**Task directions:**
Sift the material for lines containing "Heat", and return them.

## START Provided data

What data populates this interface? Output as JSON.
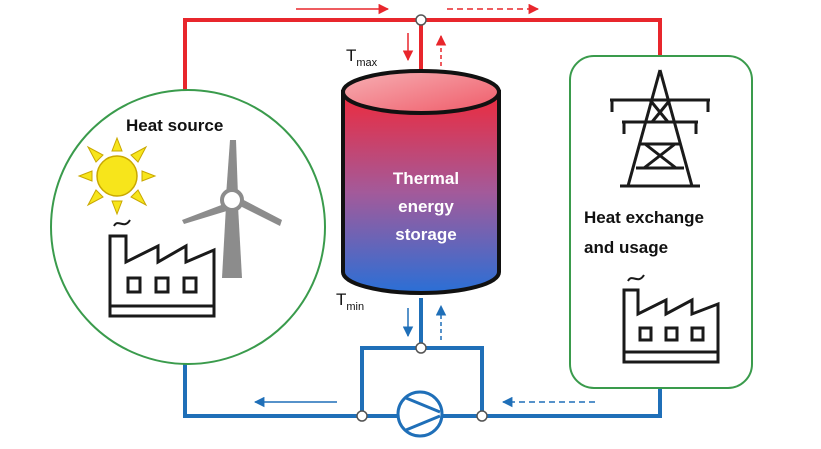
{
  "colors": {
    "hot": "#e8262c",
    "cold": "#1f6fb8",
    "frame": "#3a9b4c",
    "icon": "#1a1a1a",
    "sun": "#f7e51b",
    "turbine": "#8c8c8c"
  },
  "labels": {
    "heat_source": "Heat source",
    "tank_line1": "Thermal",
    "tank_line2": "energy",
    "tank_line3": "storage",
    "t_max_base": "T",
    "t_max_sub": "max",
    "t_min_base": "T",
    "t_min_sub": "min",
    "usage_line1": "Heat exchange",
    "usage_line2": "and usage"
  },
  "icons": {
    "sun": "sun-icon",
    "wind_turbine": "wind-turbine-icon",
    "factory": "factory-icon",
    "power_tower": "power-pylon-icon",
    "pump": "pump-icon"
  }
}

## END Provided data

**Answer:**
    "heat_source": "Heat source",
    "usage_line1": "Heat exchange",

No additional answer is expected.